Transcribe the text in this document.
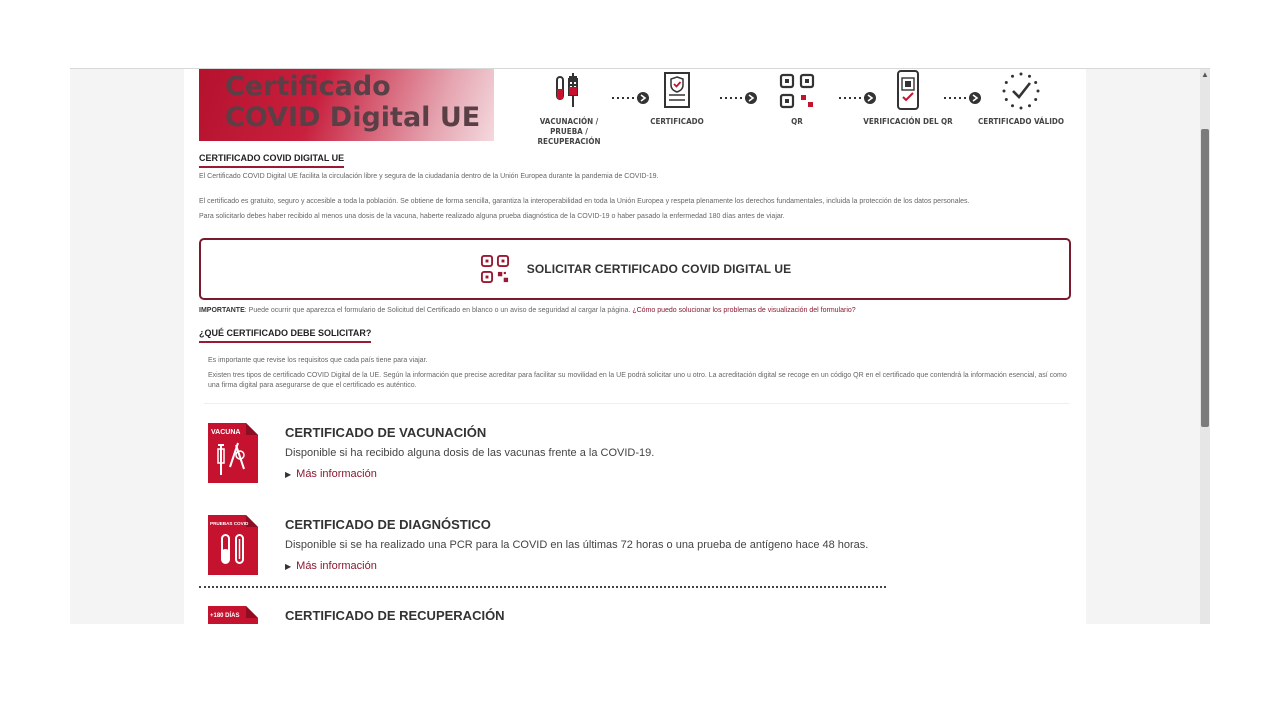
Certificado COVID Digital UE	VACUNACIÓN / PRUEBA / RECUPERACIÓN
CERTIFICADO	QR	VERIFICACIÓN DEL QR	CERTIFICADO VÁLIDO
CERTIFICADO COVID DIGITAL UE
El Certificado COVID Digital UE facilita la circulación libre y segura de la ciudadanía dentro de la Unión Europea durante la pandemia de COVID-19.
El certificado es gratuito, seguro y accesible a toda la población. Se obtiene de forma sencilla, garantiza la interoperabilidad en toda la Unión Europea y respeta plenamente los derechos fundamentales, incluida la protección de los datos personales.
Para solicitarlo debes haber recibido al menos una dosis de la vacuna, haberte realizado alguna prueba diagnóstica de la COVID-19 o haber pasado la enfermedad 180 días antes de viajar.
SOLICITAR CERTIFICADO COVID DIGITAL UE
IMPORTANTE: Puede ocurrir que aparezca el formulario de Solicitud del Certificado en blanco o un aviso de seguridad al cargar la página. ¿Cómo puedo solucionar los problemas de visualización del formulario?
¿QUÉ CERTIFICADO DEBE SOLICITAR?
Es importante que revise los requisitos que cada país tiene para viajar.
Existen tres tipos de certificado COVID Digital de la UE. Según la información que precise acreditar para facilitar su movilidad en la UE podrá solicitar uno u otro. La acreditación digital se recoge en un código QR en el certificado que contendrá la información esencial, así como una firma digital para asegurarse de que el certificado es auténtico.
VACUNA	CERTIFICADO DE VACUNACIÓN
Disponible si ha recibido alguna dosis de las vacunas frente a la COVID-19.
▶ Más información
PRUEBAS COVID	CERTIFICADO DE DIAGNÓSTICO
Disponible si se ha realizado una PCR para la COVID en las últimas 72 horas o una prueba de antígeno hace 48 horas.
▶ Más información
+180 DÍAS	CERTIFICADO DE RECUPERACIÓN
▲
--
▸ Description of the task
Reproduce the records verbatim, omitting all images they contain.

▸ Result
Transcribe the text in this document.
Certificado COVID Digital UE	VACUNACIÓN / PRUEBA / RECUPERACIÓN
CERTIFICADO	QR	VERIFICACIÓN DEL QR	CERTIFICADO VÁLIDO
CERTIFICADO COVID DIGITAL UE
El Certificado COVID Digital UE facilita la circulación libre y segura de la ciudadanía dentro de la Unión Europea durante la pandemia de COVID-19.
El certificado es gratuito, seguro y accesible a toda la población. Se obtiene de forma sencilla, garantiza la interoperabilidad en toda la Unión Europea y respeta plenamente los derechos fundamentales, incluida la protección de los datos personales.
Para solicitarlo debes haber recibido al menos una dosis de la vacuna, haberte realizado alguna prueba diagnóstica de la COVID-19 o haber pasado la enfermedad 180 días antes de viajar.
SOLICITAR CERTIFICADO COVID DIGITAL UE
IMPORTANTE: Puede ocurrir que aparezca el formulario de Solicitud del Certificado en blanco o un aviso de seguridad al cargar la página. ¿Cómo puedo solucionar los problemas de visualización del formulario?
¿QUÉ CERTIFICADO DEBE SOLICITAR?
Es importante que revise los requisitos que cada país tiene para viajar.
Existen tres tipos de certificado COVID Digital de la UE. Según la información que precise acreditar para facilitar su movilidad en la UE podrá solicitar uno u otro. La acreditación digital se recoge en un código QR en el certificado que contendrá la información esencial, así como una firma digital para asegurarse de que el certificado es auténtico.
VACUNA	CERTIFICADO DE VACUNACIÓN
Disponible si ha recibido alguna dosis de las vacunas frente a la COVID-19.
▶ Más información
PRUEBAS COVID	CERTIFICADO DE DIAGNÓSTICO
Disponible si se ha realizado una PCR para la COVID en las últimas 72 horas o una prueba de antígeno hace 48 horas.
▶ Más información
+180 DÍAS	CERTIFICADO DE RECUPERACIÓN
▲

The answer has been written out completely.